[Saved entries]

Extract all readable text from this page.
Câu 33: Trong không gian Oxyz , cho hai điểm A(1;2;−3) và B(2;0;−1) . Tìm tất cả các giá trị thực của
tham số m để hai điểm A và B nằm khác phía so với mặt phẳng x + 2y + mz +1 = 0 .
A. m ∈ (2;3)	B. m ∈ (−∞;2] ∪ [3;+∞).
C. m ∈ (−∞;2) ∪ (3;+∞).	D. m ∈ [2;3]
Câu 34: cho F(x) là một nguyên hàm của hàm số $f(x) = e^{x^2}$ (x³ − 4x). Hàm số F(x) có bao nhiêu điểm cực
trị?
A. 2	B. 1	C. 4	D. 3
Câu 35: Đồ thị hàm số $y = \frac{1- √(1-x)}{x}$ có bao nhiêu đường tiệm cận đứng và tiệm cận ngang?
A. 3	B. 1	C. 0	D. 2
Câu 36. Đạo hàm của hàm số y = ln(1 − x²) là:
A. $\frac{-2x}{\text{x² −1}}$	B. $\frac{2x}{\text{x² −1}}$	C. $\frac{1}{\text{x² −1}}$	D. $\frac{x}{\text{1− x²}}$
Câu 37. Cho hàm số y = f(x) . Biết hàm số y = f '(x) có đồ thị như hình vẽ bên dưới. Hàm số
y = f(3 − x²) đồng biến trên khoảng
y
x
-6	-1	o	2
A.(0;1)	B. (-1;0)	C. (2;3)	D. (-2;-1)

● **DIRECTIONS FOR THIS TASK**
Tally up the lines in the records containing the word "điểm", then give the count and nothing else.

● **SOLUTION FOR THIS PROBLEM**
3